■ Exercise ■
Reproduce each line exactly, including spacing and punctuation.

■ Provided material ■
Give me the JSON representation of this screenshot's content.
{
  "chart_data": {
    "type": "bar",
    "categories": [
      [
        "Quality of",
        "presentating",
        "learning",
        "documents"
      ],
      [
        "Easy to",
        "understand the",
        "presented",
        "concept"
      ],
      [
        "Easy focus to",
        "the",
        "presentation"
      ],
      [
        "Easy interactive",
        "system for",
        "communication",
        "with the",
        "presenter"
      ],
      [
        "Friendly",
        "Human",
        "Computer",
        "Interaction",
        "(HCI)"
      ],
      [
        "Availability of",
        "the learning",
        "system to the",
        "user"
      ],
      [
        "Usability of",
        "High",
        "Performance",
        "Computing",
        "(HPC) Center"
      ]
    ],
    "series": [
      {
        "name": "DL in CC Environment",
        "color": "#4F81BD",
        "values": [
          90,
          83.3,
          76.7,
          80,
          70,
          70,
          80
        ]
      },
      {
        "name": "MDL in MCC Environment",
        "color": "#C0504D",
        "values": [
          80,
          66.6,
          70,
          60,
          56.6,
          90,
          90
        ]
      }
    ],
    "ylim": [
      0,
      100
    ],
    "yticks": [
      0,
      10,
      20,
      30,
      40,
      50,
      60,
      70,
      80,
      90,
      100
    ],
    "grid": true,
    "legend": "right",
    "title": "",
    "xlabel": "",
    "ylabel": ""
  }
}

■ Correct answer ■
Give me the JSON representation of this screenshot's content.
{
  "chart_data": {
    "type": "bar",
    "categories": [
      [
        "Quality of",
        "presentating",
        "learning",
        "documents"
      ],
      [
        "Easy to",
        "understand the",
        "presented",
        "concept"
      ],
      [
        "Easy focus to",
        "the",
        "presentation"
      ],
      [
        "Easy interactive",
        "system for",
        "communication",
        "with the",
        "presenter"
      ],
      [
        "Friendly",
        "Human",
        "Computer",
        "Interaction",
        "(HCI)"
      ],
      [
        "Availability of",
        "the learning",
        "system to the",
        "user"
      ],
      [
        "Usability of",
        "High",
        "Performance",
        "Computing",
        "(HPC) Center"
      ]
    ],
    "series": [
      {
        "name": "DL in CC Environment",
        "color": "#4F81BD",
        "values": [
          90,
          83.3,
          76.7,
          80,
          70,
          70,
          80
        ]
      },
      {
        "name": "MDL in MCC Environment",
        "color": "#C0504D",
        "values": [
          80,
          66.6,
          70,
          60,
          56.6,
          90,
          90
        ]
      }
    ],
    "ylim": [
      0,
      100
    ],
    "yticks": [
      0,
      10,
      20,
      30,
      40,
      50,
      60,
      70,
      80,
      90,
      100
    ],
    "grid": true,
    "legend": "right",
    "title": "",
    "xlabel": "",
    "ylabel": ""
  }
}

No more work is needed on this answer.